Transcribe the material below exactly as it appears.
## START
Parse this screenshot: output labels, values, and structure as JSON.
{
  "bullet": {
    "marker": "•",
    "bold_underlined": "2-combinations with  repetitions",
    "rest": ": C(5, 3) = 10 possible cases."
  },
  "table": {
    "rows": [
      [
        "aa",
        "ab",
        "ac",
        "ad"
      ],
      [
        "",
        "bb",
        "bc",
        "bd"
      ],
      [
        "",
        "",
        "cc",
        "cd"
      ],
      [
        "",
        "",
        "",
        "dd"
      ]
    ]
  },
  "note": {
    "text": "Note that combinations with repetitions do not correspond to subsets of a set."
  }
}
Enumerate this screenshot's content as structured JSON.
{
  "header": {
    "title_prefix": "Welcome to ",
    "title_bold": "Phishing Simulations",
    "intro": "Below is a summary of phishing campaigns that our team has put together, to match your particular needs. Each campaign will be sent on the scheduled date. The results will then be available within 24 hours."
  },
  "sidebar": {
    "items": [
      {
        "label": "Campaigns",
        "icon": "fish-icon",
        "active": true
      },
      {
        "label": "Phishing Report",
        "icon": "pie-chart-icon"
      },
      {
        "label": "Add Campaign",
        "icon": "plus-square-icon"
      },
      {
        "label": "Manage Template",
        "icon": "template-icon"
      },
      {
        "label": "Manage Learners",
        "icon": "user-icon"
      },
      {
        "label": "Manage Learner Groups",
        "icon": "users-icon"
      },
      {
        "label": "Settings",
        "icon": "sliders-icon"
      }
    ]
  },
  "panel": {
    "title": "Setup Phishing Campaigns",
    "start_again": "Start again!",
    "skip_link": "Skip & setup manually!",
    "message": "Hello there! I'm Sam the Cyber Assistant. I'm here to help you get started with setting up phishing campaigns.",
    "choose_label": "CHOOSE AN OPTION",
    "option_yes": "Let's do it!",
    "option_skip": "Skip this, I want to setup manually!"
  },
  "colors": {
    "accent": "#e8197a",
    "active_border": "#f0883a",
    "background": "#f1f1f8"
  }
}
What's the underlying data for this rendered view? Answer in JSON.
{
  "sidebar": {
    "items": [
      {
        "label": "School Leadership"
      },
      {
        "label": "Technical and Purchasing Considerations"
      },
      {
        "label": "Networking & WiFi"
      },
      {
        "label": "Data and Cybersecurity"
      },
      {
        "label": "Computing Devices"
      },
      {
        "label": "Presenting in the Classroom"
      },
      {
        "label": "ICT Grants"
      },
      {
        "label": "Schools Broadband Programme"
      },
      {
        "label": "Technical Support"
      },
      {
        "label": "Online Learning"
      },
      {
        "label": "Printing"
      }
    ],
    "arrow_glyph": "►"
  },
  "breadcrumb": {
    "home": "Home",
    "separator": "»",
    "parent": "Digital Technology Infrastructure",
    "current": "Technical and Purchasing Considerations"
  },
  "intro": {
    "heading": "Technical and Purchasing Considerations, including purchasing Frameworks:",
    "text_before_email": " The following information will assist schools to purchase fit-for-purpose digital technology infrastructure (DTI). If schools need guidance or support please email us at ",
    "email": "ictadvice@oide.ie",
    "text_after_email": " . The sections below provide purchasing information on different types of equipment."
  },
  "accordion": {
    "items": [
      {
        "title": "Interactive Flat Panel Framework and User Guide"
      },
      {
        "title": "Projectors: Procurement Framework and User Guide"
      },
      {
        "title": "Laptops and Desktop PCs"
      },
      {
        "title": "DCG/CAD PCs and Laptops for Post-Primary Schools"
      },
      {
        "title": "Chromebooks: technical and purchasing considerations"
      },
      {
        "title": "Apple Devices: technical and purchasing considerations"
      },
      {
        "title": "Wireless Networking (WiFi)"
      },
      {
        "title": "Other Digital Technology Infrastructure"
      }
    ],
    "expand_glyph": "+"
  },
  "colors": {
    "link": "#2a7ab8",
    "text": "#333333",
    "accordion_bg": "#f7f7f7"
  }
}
## END
= The answer =
Parse this screenshot: output labels, values, and structure as JSON.
{
  "bullet": {
    "marker": "•",
    "bold_underlined": "2-combinations with  repetitions",
    "rest": ": C(5, 3) = 10 possible cases."
  },
  "table": {
    "rows": [
      [
        "aa",
        "ab",
        "ac",
        "ad"
      ],
      [
        "",
        "bb",
        "bc",
        "bd"
      ],
      [
        "",
        "",
        "cc",
        "cd"
      ],
      [
        "",
        "",
        "",
        "dd"
      ]
    ]
  },
  "note": {
    "text": "Note that combinations with repetitions do not correspond to subsets of a set."
  }
}
Enumerate this screenshot's content as structured JSON.
{
  "header": {
    "title_prefix": "Welcome to ",
    "title_bold": "Phishing Simulations",
    "intro": "Below is a summary of phishing campaigns that our team has put together, to match your particular needs. Each campaign will be sent on the scheduled date. The results will then be available within 24 hours."
  },
  "sidebar": {
    "items": [
      {
        "label": "Campaigns",
        "icon": "fish-icon",
        "active": true
      },
      {
        "label": "Phishing Report",
        "icon": "pie-chart-icon"
      },
      {
        "label": "Add Campaign",
        "icon": "plus-square-icon"
      },
      {
        "label": "Manage Template",
        "icon": "template-icon"
      },
      {
        "label": "Manage Learners",
        "icon": "user-icon"
      },
      {
        "label": "Manage Learner Groups",
        "icon": "users-icon"
      },
      {
        "label": "Settings",
        "icon": "sliders-icon"
      }
    ]
  },
  "panel": {
    "title": "Setup Phishing Campaigns",
    "start_again": "Start again!",
    "skip_link": "Skip & setup manually!",
    "message": "Hello there! I'm Sam the Cyber Assistant. I'm here to help you get started with setting up phishing campaigns.",
    "choose_label": "CHOOSE AN OPTION",
    "option_yes": "Let's do it!",
    "option_skip": "Skip this, I want to setup manually!"
  },
  "colors": {
    "accent": "#e8197a",
    "active_border": "#f0883a",
    "background": "#f1f1f8"
  }
}
What's the underlying data for this rendered view? Answer in JSON.
{
  "sidebar": {
    "items": [
      {
        "label": "School Leadership"
      },
      {
        "label": "Technical and Purchasing Considerations"
      },
      {
        "label": "Networking & WiFi"
      },
      {
        "label": "Data and Cybersecurity"
      },
      {
        "label": "Computing Devices"
      },
      {
        "label": "Presenting in the Classroom"
      },
      {
        "label": "ICT Grants"
      },
      {
        "label": "Schools Broadband Programme"
      },
      {
        "label": "Technical Support"
      },
      {
        "label": "Online Learning"
      },
      {
        "label": "Printing"
      }
    ],
    "arrow_glyph": "►"
  },
  "breadcrumb": {
    "home": "Home",
    "separator": "»",
    "parent": "Digital Technology Infrastructure",
    "current": "Technical and Purchasing Considerations"
  },
  "intro": {
    "heading": "Technical and Purchasing Considerations, including purchasing Frameworks:",
    "text_before_email": " The following information will assist schools to purchase fit-for-purpose digital technology infrastructure (DTI). If schools need guidance or support please email us at ",
    "email": "ictadvice@oide.ie",
    "text_after_email": " . The sections below provide purchasing information on different types of equipment."
  },
  "accordion": {
    "items": [
      {
        "title": "Interactive Flat Panel Framework and User Guide"
      },
      {
        "title": "Projectors: Procurement Framework and User Guide"
      },
      {
        "title": "Laptops and Desktop PCs"
      },
      {
        "title": "DCG/CAD PCs and Laptops for Post-Primary Schools"
      },
      {
        "title": "Chromebooks: technical and purchasing considerations"
      },
      {
        "title": "Apple Devices: technical and purchasing considerations"
      },
      {
        "title": "Wireless Networking (WiFi)"
      },
      {
        "title": "Other Digital Technology Infrastructure"
      }
    ],
    "expand_glyph": "+"
  },
  "colors": {
    "link": "#2a7ab8",
    "text": "#333333",
    "accordion_bg": "#f7f7f7"
  }
}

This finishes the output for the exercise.